> **INFORMATION GIVEN**:
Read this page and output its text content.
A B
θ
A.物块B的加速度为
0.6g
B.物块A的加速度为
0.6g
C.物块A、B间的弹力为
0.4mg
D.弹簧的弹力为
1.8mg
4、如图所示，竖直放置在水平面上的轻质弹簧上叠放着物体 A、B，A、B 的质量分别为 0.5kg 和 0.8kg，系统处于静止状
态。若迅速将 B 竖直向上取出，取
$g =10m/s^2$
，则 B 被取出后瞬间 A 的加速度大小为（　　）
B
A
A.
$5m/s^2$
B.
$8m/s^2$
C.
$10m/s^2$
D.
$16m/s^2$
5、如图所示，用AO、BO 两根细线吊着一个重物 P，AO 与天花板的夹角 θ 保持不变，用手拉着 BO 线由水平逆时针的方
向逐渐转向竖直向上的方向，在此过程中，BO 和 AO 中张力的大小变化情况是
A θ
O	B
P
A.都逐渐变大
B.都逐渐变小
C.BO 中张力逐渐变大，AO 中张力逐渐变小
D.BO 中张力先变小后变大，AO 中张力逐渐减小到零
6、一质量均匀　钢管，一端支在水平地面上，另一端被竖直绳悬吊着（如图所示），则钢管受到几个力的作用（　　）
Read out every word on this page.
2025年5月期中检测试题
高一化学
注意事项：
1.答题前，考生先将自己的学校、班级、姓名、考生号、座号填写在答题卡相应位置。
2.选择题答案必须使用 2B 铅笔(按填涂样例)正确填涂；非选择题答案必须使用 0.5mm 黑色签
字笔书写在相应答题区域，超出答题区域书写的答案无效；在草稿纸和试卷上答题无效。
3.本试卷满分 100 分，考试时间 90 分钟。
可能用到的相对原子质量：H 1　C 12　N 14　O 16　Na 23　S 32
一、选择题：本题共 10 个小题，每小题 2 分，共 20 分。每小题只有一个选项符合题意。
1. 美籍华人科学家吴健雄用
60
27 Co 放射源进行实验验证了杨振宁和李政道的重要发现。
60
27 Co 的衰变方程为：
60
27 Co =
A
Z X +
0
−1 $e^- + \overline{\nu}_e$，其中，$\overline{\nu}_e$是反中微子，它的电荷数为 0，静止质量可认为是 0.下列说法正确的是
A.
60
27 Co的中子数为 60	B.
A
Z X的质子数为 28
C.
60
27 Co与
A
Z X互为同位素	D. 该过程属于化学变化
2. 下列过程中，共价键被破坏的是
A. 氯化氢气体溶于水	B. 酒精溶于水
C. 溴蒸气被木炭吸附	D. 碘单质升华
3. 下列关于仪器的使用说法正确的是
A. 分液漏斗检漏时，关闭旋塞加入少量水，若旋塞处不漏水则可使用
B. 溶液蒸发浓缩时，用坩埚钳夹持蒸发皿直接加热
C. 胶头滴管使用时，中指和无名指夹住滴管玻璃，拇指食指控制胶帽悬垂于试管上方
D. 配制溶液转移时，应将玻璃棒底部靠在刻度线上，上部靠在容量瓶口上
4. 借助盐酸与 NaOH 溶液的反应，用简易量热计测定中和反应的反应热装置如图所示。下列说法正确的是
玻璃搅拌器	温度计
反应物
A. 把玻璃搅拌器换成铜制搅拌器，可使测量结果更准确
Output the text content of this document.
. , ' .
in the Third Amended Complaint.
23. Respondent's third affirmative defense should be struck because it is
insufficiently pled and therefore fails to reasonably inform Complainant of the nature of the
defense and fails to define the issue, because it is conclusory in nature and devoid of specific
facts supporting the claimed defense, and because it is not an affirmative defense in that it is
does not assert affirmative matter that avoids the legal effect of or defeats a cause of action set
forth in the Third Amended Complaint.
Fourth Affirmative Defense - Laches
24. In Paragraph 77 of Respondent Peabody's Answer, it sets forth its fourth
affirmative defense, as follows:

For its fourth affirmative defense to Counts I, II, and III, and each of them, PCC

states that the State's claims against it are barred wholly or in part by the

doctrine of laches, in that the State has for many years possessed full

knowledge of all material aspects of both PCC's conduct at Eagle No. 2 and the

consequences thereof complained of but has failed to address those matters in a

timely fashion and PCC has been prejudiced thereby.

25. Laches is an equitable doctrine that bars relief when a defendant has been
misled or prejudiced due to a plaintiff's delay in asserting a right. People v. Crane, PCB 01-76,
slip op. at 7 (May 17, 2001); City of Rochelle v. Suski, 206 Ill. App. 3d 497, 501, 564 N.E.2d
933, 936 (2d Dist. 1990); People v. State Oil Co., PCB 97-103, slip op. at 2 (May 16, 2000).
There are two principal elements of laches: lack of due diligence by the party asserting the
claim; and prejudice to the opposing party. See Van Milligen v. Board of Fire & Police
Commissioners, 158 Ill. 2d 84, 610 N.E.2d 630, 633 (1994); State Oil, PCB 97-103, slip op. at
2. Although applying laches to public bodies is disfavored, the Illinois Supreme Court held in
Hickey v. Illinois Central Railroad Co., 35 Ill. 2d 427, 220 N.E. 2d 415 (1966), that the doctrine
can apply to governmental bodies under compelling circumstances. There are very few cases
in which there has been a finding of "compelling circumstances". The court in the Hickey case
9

> **TASK STATEMENT**: Give every line of the material again, exactly as it reads.

> **ANSWER TO THIS EXERCISE**:
Read this page and output its text content.
A B
θ
A.物块B的加速度为
0.6g
B.物块A的加速度为
0.6g
C.物块A、B间的弹力为
0.4mg
D.弹簧的弹力为
1.8mg
4、如图所示，竖直放置在水平面上的轻质弹簧上叠放着物体 A、B，A、B 的质量分别为 0.5kg 和 0.8kg，系统处于静止状
态。若迅速将 B 竖直向上取出，取
$g =10m/s^2$
，则 B 被取出后瞬间 A 的加速度大小为（　　）
B
A
A.
$5m/s^2$
B.
$8m/s^2$
C.
$10m/s^2$
D.
$16m/s^2$
5、如图所示，用AO、BO 两根细线吊着一个重物 P，AO 与天花板的夹角 θ 保持不变，用手拉着 BO 线由水平逆时针的方
向逐渐转向竖直向上的方向，在此过程中，BO 和 AO 中张力的大小变化情况是
A θ
O	B
P
A.都逐渐变大
B.都逐渐变小
C.BO 中张力逐渐变大，AO 中张力逐渐变小
D.BO 中张力先变小后变大，AO 中张力逐渐减小到零
6、一质量均匀　钢管，一端支在水平地面上，另一端被竖直绳悬吊着（如图所示），则钢管受到几个力的作用（　　）
Read out every word on this page.
2025年5月期中检测试题
高一化学
注意事项：
1.答题前，考生先将自己的学校、班级、姓名、考生号、座号填写在答题卡相应位置。
2.选择题答案必须使用 2B 铅笔(按填涂样例)正确填涂；非选择题答案必须使用 0.5mm 黑色签
字笔书写在相应答题区域，超出答题区域书写的答案无效；在草稿纸和试卷上答题无效。
3.本试卷满分 100 分，考试时间 90 分钟。
可能用到的相对原子质量：H 1　C 12　N 14　O 16　Na 23　S 32
一、选择题：本题共 10 个小题，每小题 2 分，共 20 分。每小题只有一个选项符合题意。
1. 美籍华人科学家吴健雄用
60
27 Co 放射源进行实验验证了杨振宁和李政道的重要发现。
60
27 Co 的衰变方程为：
60
27 Co =
A
Z X +
0
−1 $e^- + \overline{\nu}_e$，其中，$\overline{\nu}_e$是反中微子，它的电荷数为 0，静止质量可认为是 0.下列说法正确的是
A.
60
27 Co的中子数为 60	B.
A
Z X的质子数为 28
C.
60
27 Co与
A
Z X互为同位素	D. 该过程属于化学变化
2. 下列过程中，共价键被破坏的是
A. 氯化氢气体溶于水	B. 酒精溶于水
C. 溴蒸气被木炭吸附	D. 碘单质升华
3. 下列关于仪器的使用说法正确的是
A. 分液漏斗检漏时，关闭旋塞加入少量水，若旋塞处不漏水则可使用
B. 溶液蒸发浓缩时，用坩埚钳夹持蒸发皿直接加热
C. 胶头滴管使用时，中指和无名指夹住滴管玻璃，拇指食指控制胶帽悬垂于试管上方
D. 配制溶液转移时，应将玻璃棒底部靠在刻度线上，上部靠在容量瓶口上
4. 借助盐酸与 NaOH 溶液的反应，用简易量热计测定中和反应的反应热装置如图所示。下列说法正确的是
玻璃搅拌器	温度计
反应物
A. 把玻璃搅拌器换成铜制搅拌器，可使测量结果更准确
Output the text content of this document.
. , ' .
in the Third Amended Complaint.
23. Respondent's third affirmative defense should be struck because it is
insufficiently pled and therefore fails to reasonably inform Complainant of the nature of the
defense and fails to define the issue, because it is conclusory in nature and devoid of specific
facts supporting the claimed defense, and because it is not an affirmative defense in that it is
does not assert affirmative matter that avoids the legal effect of or defeats a cause of action set
forth in the Third Amended Complaint.
Fourth Affirmative Defense - Laches
24. In Paragraph 77 of Respondent Peabody's Answer, it sets forth its fourth
affirmative defense, as follows:

For its fourth affirmative defense to Counts I, II, and III, and each of them, PCC

states that the State's claims against it are barred wholly or in part by the

doctrine of laches, in that the State has for many years possessed full

knowledge of all material aspects of both PCC's conduct at Eagle No. 2 and the

consequences thereof complained of but has failed to address those matters in a

timely fashion and PCC has been prejudiced thereby.

25. Laches is an equitable doctrine that bars relief when a defendant has been
misled or prejudiced due to a plaintiff's delay in asserting a right. People v. Crane, PCB 01-76,
slip op. at 7 (May 17, 2001); City of Rochelle v. Suski, 206 Ill. App. 3d 497, 501, 564 N.E.2d
933, 936 (2d Dist. 1990); People v. State Oil Co., PCB 97-103, slip op. at 2 (May 16, 2000).
There are two principal elements of laches: lack of due diligence by the party asserting the
claim; and prejudice to the opposing party. See Van Milligen v. Board of Fire & Police
Commissioners, 158 Ill. 2d 84, 610 N.E.2d 630, 633 (1994); State Oil, PCB 97-103, slip op. at
2. Although applying laches to public bodies is disfavored, the Illinois Supreme Court held in
Hickey v. Illinois Central Railroad Co., 35 Ill. 2d 427, 220 N.E. 2d 415 (1966), that the doctrine
can apply to governmental bodies under compelling circumstances. There are very few cases
in which there has been a finding of "compelling circumstances". The court in the Hickey case
9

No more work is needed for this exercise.